Exercise →
From the entries below, list each line with "Charls".

Data extract →
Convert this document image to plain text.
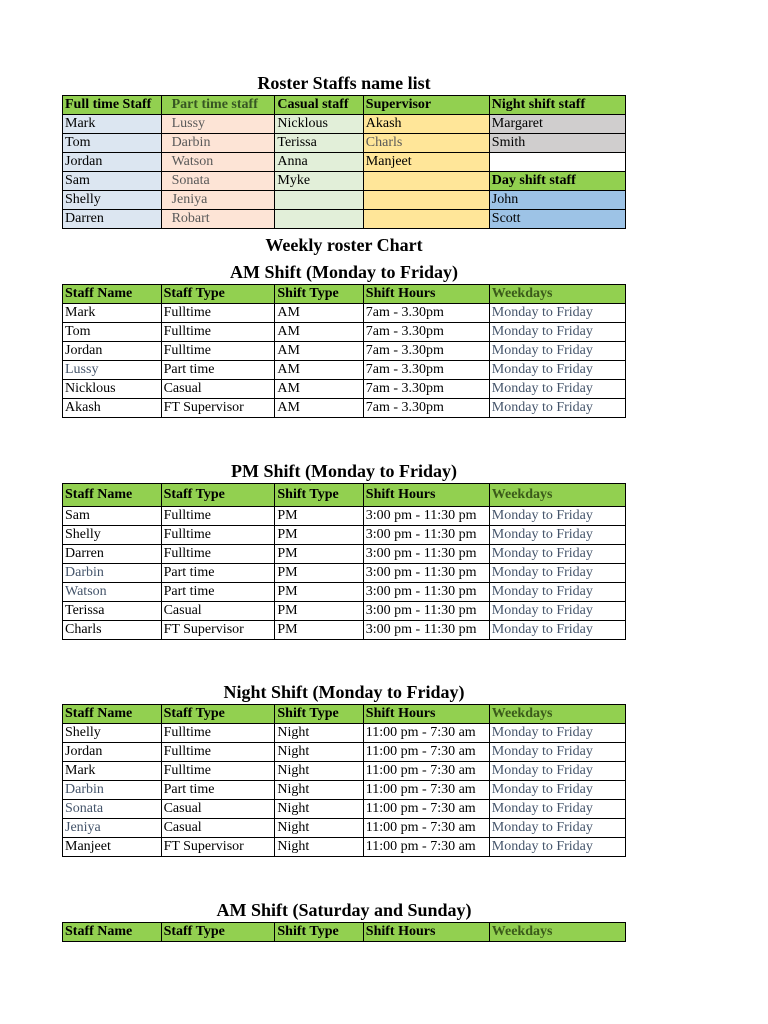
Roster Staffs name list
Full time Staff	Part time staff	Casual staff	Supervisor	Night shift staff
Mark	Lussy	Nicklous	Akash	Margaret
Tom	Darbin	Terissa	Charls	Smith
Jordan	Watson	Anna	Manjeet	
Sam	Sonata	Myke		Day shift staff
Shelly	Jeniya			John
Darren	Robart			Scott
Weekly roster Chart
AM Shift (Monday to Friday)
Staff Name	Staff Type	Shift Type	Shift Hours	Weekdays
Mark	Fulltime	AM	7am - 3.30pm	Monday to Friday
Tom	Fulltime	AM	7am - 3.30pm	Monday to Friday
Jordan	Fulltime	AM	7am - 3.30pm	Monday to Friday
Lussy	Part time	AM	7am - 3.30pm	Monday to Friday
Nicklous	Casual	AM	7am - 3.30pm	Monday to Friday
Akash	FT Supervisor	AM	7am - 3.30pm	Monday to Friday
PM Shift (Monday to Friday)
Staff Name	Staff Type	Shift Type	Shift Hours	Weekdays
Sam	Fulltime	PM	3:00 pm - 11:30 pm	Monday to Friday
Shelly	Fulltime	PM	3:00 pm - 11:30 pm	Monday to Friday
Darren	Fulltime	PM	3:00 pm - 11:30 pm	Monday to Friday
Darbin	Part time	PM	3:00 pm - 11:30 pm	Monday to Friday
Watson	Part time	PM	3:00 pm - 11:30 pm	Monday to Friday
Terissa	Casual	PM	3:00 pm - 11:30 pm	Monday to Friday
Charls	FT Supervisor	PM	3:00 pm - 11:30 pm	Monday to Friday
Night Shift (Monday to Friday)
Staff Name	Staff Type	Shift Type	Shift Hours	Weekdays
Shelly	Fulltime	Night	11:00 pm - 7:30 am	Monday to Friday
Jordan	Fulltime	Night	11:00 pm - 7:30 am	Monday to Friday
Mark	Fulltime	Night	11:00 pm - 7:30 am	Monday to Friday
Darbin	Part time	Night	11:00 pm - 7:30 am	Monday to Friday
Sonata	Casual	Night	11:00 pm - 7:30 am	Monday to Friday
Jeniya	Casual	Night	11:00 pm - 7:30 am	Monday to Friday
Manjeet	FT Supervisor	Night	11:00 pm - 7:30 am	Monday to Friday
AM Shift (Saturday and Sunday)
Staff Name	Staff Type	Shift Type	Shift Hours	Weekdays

In response →
Tom	Darbin	Terissa	Charls	Smith
Charls	FT Supervisor	PM	3:00 pm - 11:30 pm	Monday to Friday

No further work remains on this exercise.